### EXTRAIT DU TEXTE
===============

Dans le coin droit, des scientifiques étudiant le réchauffement climatique. Dans le coin gauche, des «climatosceptiques» dont l'ancien ministre français Claude Allègre. Les premiers reprochent aux seconds de se mêler d'un débat qui devrait se faire entre scientifiques, et demandent à l'État d'intervenir. Une initiative qui soulève la controverse en France, rapporte notre correspondant.

L'État peut-il se poser en arbitre d'un différend opposant des chercheurs qui se querellent sur les causes du réchauffement climatique? La question est posée en France, où plusieurs centaines de scientifiques travaillant sur le sujet se sont récemment associés pour adresser au gouvernement et aux principales organisations de recherche qui les emploient une lettre ouverte dénonçant les excès des «climato-scientifiques».

 

Les auteurs de la lettre, initiée par Valérie Masson-Delmotte, paléoclimatologue de 39 ans, soulignent qu'ils en ont soupé de voir leur intégrité mise en doute par une poignée de critiques outrepassant le «filtre standard des publications scientifiques».

Les accusations publiques entendues «sortent des cadres déontologiques et scientifiques au sein desquels nous devons demeurer» et méritent «une réaction de votre part et l'expression publique de votre confiance», soulignent-ils.

===============

### VOS TÂCHES
A – Quel âge a la paléoclimatologue qui a lancé la lettre ouverte, selon l'article sur la controverse climatique ?
B – Relevez toutes les expressions placées entre guillemets dans l'article sur la controverse climatique, dans leur ordre d'apparition.
C – Reprenez l'article sur la controverse climatique à la suite de sa dernière phrase et poursuivez-le.

===============

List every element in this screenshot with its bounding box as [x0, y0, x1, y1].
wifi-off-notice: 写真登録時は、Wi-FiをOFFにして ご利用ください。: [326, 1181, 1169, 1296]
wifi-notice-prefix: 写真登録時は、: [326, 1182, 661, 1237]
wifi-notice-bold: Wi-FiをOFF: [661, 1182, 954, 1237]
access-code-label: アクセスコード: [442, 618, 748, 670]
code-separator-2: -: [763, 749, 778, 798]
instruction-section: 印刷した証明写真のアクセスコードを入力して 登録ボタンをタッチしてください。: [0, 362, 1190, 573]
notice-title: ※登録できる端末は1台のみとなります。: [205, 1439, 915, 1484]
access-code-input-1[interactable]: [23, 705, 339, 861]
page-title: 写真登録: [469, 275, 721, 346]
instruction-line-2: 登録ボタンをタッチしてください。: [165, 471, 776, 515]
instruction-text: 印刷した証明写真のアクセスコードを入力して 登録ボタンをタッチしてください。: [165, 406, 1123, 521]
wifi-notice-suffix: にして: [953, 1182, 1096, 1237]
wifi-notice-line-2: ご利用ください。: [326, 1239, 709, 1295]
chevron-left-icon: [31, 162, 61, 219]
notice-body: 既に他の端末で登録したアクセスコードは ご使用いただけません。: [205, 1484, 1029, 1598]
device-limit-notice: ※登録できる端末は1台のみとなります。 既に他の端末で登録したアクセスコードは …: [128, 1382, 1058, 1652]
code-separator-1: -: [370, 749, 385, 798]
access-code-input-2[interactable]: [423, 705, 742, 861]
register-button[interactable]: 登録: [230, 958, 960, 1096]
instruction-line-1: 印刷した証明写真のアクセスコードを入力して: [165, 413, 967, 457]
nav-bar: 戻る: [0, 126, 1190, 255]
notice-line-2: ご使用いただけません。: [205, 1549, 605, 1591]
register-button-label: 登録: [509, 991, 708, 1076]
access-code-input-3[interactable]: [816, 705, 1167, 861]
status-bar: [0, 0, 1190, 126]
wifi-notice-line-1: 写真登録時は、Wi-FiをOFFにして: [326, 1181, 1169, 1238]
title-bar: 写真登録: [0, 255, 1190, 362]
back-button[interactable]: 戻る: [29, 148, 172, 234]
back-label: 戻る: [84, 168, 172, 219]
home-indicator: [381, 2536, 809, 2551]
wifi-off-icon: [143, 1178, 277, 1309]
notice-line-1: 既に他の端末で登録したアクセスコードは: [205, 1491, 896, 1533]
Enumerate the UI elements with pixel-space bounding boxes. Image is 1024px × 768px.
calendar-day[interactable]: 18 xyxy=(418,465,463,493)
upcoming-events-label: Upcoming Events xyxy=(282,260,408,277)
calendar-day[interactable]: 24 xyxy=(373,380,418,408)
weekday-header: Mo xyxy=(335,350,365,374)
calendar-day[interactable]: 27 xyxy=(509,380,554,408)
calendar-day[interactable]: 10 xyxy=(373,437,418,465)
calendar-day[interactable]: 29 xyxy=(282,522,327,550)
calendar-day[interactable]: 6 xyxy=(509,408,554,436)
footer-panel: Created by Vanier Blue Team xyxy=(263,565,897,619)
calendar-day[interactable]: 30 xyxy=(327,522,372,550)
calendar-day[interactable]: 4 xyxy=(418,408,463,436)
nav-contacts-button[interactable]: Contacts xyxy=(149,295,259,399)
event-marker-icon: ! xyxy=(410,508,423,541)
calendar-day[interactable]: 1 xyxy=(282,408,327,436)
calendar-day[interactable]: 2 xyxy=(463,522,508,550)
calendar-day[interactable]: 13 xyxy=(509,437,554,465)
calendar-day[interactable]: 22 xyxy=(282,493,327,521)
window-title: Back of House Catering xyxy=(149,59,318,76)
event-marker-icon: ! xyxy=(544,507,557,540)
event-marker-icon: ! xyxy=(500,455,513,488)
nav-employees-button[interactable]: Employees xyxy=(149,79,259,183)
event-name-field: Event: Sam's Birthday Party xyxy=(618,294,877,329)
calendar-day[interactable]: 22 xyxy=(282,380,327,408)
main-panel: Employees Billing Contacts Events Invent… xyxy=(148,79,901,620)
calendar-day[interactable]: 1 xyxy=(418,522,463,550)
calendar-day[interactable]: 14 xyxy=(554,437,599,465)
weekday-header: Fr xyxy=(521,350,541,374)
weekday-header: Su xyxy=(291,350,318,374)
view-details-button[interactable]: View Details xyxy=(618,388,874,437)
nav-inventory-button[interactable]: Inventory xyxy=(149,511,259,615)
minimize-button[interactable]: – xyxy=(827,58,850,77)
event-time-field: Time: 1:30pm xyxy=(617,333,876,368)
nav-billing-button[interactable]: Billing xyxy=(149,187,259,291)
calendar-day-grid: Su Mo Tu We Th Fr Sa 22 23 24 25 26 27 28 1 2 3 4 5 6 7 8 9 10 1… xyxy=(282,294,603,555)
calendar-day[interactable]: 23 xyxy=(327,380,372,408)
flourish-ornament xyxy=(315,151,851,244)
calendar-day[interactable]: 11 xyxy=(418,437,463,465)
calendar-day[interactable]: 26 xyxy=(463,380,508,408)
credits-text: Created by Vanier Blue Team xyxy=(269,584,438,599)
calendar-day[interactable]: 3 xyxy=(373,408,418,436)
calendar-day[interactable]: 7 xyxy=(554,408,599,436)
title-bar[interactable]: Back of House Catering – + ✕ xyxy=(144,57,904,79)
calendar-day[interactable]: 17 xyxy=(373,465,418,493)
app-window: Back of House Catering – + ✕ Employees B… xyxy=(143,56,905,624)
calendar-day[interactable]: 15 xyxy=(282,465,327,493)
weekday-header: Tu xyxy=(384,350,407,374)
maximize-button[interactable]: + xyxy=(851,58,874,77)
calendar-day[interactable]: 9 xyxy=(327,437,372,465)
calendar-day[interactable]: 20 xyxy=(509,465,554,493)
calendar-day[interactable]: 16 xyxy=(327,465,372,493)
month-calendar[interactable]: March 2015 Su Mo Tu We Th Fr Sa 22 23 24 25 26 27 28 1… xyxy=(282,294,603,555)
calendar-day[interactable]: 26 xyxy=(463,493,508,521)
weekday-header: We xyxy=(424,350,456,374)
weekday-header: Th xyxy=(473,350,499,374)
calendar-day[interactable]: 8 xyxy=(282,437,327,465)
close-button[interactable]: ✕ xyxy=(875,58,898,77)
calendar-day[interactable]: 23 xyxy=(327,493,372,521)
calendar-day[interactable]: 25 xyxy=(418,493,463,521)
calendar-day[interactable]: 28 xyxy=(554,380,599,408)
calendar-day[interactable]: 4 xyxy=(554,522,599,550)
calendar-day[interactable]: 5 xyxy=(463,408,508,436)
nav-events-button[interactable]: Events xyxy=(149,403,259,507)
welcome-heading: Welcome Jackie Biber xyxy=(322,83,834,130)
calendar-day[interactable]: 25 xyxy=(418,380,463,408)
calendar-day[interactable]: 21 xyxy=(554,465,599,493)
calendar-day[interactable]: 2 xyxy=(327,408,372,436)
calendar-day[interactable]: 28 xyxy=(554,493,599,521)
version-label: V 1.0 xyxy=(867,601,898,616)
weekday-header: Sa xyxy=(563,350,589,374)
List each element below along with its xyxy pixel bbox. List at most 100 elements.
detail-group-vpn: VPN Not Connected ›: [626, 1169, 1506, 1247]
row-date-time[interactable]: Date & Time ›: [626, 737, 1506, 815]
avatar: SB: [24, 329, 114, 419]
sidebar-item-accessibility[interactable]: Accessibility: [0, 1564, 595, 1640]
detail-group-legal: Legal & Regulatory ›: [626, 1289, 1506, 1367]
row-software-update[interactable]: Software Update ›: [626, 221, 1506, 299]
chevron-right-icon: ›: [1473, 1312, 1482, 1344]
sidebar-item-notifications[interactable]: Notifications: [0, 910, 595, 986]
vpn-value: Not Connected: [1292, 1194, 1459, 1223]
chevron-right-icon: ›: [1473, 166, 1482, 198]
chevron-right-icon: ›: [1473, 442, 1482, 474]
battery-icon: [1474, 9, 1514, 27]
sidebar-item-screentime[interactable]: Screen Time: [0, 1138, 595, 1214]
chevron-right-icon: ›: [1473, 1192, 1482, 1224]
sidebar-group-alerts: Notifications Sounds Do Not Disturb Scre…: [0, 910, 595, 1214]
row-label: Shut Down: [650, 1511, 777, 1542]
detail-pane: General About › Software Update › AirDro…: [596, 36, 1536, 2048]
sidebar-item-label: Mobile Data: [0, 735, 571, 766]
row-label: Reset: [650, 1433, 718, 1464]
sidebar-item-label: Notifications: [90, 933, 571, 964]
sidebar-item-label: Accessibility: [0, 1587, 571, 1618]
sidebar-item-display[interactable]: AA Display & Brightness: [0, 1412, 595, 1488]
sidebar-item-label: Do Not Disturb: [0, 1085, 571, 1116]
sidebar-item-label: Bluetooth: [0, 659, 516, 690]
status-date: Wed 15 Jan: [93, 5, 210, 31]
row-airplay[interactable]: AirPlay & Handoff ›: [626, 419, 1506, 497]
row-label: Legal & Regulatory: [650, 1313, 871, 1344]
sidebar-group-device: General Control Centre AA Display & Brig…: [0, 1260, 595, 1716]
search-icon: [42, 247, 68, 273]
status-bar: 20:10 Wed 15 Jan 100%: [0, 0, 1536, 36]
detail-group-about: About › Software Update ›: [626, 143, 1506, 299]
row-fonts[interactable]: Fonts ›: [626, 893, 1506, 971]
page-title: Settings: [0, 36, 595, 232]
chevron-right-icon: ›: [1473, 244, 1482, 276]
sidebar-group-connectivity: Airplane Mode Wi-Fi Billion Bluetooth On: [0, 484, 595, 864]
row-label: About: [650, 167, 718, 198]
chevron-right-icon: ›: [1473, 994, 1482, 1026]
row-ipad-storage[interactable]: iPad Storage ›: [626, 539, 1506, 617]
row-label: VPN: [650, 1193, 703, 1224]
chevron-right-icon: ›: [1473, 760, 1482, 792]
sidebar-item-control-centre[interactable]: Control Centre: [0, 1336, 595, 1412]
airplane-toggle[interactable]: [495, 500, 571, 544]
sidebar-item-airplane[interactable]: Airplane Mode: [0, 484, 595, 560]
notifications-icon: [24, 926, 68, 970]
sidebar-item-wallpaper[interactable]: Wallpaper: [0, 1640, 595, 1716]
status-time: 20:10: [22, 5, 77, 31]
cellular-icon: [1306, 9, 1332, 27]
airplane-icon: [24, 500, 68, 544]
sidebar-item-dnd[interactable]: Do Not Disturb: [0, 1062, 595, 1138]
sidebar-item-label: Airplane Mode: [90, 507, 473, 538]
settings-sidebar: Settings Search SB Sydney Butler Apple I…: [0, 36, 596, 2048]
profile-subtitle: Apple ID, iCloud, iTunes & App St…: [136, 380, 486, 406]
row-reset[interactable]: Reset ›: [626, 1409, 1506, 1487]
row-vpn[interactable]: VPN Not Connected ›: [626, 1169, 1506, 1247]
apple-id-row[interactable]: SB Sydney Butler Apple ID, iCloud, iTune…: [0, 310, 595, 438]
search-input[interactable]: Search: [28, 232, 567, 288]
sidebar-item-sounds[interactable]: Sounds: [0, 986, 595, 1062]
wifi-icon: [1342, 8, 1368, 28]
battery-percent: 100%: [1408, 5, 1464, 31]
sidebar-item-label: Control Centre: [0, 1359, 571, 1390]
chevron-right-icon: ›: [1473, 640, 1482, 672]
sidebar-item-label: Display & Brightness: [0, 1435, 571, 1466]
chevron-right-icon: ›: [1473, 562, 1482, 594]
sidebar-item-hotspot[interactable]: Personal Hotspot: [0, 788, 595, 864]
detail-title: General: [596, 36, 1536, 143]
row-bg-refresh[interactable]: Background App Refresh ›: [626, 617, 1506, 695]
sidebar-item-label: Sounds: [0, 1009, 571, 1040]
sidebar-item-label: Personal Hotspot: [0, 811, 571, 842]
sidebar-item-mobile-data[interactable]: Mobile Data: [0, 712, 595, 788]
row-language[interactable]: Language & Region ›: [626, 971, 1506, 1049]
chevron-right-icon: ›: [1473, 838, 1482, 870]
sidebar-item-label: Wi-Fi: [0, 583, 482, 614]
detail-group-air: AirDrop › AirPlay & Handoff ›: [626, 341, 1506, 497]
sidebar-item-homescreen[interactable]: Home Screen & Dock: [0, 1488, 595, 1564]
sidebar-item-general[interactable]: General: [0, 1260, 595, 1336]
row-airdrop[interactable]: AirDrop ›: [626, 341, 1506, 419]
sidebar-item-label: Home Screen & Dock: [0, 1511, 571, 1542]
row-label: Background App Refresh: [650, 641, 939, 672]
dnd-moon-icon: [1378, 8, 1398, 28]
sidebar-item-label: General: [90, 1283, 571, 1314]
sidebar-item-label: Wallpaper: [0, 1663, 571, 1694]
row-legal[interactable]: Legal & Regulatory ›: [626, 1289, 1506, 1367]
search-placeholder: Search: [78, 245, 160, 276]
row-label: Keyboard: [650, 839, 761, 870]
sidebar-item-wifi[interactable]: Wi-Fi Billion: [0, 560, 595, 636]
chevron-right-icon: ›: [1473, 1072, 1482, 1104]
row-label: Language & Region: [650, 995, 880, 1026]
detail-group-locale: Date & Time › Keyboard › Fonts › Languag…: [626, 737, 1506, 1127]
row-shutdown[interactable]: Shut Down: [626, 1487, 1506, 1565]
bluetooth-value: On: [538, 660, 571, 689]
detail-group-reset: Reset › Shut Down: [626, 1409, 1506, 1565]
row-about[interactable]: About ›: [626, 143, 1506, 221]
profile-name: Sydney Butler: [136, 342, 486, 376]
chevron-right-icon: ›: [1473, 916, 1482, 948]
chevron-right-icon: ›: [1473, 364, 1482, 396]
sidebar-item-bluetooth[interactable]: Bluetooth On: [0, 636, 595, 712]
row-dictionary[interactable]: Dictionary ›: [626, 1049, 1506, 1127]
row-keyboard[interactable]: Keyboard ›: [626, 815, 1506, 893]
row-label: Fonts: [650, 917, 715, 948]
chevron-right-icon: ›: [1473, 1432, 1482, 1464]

===============

### RÉPONSES AUX TÂCHES
A – Elle a 39 ans.

B –
- «climatosceptiques»
- «climato-scientifiques»
- «filtre standard des publications scientifiques»
- «sortent des cadres déontologiques et scientifiques au sein desquels nous devons demeurer»
- «une réaction de votre part et l'expression publique de votre confiance»

C –
Les responsables de l'initiative s'en prennent tout particulièrement à l'ex-ministre Claude Allègre, qui a récemment publié un ouvrage, L'imposture climatique, contestant le large consensus existant sur les causes du réchauffement.

Selon les chercheurs, ses textes sont ponctués de sorties «dénigrantes» à leur égard qui reposent sur une longue série d'affirmations «non étayées, d'erreurs, de confusions.»

La ministre de l'Enseignement supérieur et de la recherche, Valérie Pécresse, qui figure parmi les officiels interpellés par les chercheurs, a rapidement réagi en soulignant que «les travaux, les conclusions et les méthodes des climatologues français font depuis des années l'objet d'une indiscutable reconnaissance de la part de la communauté scientifique nationale et internationale».

Elle a précisé, du même souffle, qu'il ne «revient pas aux responsables politiques mais à la communauté scientifique elle-même de trancher des différends de nature scientifique».

Initiative «masochiste» ?

Dans les pages du quotidien Libération, le philosophe Jean-Marc Lévy Leblond souligne qu'il est «masochiste» d'en appeler «au pouvoir politique pour intervenir dans un tel débat».

L'initiative, écrit-il, constitue une «brèche sans précédent» dans la défense de l'autonomie intellectuelle du milieu scientifique et risque de conférer aux «climatosceptiques» «l'aura d'un Galilée injustement persécuté par les institutions de son temps».

En entrevue, Mme Masson-Delmotte souligne qu'il n'a jamais été question de demander à la ministre, ou à qui que ce soit, de trancher sur le plan scientifique, mais plutôt de favoriser la tenue d'un débat sain et rigoureux. «La ministre l'a très bien compris», dit-elle.

«Nous nous sommes simplement retournés vers nos employeurs pour qu'ils défendent notre intégrité face à des accusations fausses et gratuites... Aucun d'entre eux n'avait réagi jusque-là», souligne la chercheuse.

Les organisations environnementales voient généralement d'un bon oeil la sortie des chercheurs envers les «climatosceptiques».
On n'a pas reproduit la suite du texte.